══ EXTRACTED ENTRIES ══

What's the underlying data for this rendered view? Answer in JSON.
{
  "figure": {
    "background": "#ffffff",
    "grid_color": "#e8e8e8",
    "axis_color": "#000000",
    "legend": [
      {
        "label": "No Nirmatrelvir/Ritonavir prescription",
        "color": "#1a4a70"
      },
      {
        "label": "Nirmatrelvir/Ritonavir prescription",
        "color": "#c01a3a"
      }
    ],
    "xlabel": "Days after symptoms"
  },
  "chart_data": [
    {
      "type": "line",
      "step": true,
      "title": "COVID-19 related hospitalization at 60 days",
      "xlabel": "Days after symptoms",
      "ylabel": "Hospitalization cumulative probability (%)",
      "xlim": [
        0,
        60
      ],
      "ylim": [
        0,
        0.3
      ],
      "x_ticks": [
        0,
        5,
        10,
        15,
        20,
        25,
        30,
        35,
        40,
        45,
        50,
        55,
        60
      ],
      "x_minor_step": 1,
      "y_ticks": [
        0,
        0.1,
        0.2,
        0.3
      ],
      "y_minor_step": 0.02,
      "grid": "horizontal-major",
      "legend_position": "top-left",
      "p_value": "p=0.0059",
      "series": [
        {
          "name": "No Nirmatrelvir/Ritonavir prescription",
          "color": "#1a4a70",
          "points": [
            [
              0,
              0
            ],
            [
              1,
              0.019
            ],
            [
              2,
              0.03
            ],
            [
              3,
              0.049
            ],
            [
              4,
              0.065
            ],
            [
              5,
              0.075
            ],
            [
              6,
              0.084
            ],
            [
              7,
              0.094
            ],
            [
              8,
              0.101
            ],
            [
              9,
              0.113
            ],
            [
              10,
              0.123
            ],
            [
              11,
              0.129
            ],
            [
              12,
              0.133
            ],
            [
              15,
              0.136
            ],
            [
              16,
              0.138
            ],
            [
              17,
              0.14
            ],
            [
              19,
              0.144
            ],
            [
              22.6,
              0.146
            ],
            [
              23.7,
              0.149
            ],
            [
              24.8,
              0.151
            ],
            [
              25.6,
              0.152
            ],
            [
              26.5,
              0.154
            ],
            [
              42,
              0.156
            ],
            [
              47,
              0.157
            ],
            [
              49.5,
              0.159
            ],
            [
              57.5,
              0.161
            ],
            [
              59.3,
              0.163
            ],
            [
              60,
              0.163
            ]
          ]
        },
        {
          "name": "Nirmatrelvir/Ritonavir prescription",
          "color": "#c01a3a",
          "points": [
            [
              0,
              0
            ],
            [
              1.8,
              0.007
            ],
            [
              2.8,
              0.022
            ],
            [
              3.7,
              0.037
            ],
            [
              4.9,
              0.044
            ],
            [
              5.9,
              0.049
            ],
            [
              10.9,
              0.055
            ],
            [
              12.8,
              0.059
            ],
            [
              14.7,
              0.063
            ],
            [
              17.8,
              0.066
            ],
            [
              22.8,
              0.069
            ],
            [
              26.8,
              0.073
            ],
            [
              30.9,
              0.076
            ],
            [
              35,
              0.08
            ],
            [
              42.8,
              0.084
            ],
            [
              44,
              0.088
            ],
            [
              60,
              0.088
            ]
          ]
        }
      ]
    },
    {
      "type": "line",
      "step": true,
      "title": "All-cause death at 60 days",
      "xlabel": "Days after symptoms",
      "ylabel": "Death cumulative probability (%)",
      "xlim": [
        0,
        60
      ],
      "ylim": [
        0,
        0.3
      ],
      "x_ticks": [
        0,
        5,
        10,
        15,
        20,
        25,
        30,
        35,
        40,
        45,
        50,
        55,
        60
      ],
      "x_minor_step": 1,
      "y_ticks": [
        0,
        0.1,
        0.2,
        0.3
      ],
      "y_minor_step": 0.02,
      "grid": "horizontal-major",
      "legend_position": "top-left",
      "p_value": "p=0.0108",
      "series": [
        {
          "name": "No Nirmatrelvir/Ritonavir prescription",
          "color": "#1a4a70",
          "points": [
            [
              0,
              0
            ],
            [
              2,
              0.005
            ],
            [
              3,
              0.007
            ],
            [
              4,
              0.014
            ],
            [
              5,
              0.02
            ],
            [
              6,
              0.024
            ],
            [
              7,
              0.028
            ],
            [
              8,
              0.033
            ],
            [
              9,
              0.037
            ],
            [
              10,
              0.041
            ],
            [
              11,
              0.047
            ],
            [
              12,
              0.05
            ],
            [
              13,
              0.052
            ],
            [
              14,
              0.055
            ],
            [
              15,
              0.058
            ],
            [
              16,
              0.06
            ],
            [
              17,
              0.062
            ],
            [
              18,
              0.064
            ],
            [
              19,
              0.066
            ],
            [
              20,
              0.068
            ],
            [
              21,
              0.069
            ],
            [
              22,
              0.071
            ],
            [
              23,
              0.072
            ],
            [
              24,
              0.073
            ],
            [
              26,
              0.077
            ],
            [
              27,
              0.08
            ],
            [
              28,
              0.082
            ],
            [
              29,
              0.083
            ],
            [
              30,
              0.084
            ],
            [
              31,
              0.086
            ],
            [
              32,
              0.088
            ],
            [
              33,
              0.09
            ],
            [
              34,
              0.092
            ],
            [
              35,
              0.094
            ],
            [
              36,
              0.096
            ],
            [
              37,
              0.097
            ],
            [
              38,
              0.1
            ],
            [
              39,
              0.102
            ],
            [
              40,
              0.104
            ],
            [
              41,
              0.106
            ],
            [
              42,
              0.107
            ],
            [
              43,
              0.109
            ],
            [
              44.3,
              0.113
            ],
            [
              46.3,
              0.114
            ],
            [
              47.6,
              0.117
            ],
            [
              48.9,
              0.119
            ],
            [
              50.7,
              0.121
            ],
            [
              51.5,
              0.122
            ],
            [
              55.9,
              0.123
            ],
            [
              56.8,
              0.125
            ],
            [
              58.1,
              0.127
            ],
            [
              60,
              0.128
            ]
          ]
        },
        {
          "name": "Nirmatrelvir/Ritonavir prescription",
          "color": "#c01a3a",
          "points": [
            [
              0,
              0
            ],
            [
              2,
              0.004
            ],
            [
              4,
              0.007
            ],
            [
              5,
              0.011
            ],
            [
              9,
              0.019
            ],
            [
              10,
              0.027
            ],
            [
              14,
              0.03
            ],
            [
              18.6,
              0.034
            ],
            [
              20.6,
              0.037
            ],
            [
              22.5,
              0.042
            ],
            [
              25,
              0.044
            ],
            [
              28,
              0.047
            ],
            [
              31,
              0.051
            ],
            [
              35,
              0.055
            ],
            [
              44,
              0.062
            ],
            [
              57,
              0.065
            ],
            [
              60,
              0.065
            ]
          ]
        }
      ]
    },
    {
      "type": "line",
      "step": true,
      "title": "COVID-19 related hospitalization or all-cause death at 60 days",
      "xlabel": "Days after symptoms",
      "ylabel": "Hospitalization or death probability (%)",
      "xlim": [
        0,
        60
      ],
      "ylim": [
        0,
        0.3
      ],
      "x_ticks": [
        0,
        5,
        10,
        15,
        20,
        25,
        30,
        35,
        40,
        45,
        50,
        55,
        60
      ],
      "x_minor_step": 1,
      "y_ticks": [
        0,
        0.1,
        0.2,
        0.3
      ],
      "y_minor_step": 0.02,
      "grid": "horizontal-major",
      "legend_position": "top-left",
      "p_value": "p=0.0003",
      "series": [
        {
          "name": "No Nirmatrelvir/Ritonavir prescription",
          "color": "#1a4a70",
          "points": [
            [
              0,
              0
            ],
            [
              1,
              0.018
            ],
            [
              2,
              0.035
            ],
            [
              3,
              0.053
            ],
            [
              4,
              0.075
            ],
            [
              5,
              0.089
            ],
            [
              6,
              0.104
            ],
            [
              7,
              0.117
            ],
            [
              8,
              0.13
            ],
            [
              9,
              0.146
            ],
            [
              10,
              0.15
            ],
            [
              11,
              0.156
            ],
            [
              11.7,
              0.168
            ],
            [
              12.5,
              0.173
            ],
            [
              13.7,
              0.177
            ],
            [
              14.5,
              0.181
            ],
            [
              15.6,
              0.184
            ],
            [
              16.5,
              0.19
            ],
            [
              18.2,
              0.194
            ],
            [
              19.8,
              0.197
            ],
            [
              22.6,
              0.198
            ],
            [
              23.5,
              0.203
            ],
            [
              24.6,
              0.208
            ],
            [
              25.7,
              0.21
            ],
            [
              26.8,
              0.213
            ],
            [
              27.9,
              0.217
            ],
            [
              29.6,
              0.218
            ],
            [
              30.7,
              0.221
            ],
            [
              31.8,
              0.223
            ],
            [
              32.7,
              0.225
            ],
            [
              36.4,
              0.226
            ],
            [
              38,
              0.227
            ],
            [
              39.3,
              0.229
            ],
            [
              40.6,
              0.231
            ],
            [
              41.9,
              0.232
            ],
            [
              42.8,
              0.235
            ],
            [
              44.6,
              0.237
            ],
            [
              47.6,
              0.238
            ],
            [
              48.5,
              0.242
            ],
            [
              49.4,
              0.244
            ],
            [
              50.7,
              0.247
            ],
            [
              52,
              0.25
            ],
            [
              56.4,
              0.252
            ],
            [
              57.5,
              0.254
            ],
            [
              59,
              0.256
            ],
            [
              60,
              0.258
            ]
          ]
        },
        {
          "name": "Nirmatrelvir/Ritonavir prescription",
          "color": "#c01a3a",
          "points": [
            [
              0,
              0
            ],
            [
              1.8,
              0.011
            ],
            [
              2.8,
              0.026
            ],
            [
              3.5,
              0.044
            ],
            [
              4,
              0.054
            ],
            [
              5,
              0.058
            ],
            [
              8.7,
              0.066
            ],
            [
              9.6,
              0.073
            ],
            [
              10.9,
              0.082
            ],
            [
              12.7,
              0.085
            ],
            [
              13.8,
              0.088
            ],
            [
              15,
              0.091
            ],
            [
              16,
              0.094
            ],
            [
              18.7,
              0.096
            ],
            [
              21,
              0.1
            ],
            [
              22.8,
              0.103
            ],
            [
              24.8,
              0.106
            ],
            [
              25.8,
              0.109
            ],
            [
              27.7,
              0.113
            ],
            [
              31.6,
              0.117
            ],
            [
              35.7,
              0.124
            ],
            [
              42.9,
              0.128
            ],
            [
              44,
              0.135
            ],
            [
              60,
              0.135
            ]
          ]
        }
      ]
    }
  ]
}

═══

EXERCISE
Establish how many lines of the records contain the string "COVID" and state that number without elaboration.

RESULT OF THE TASK
2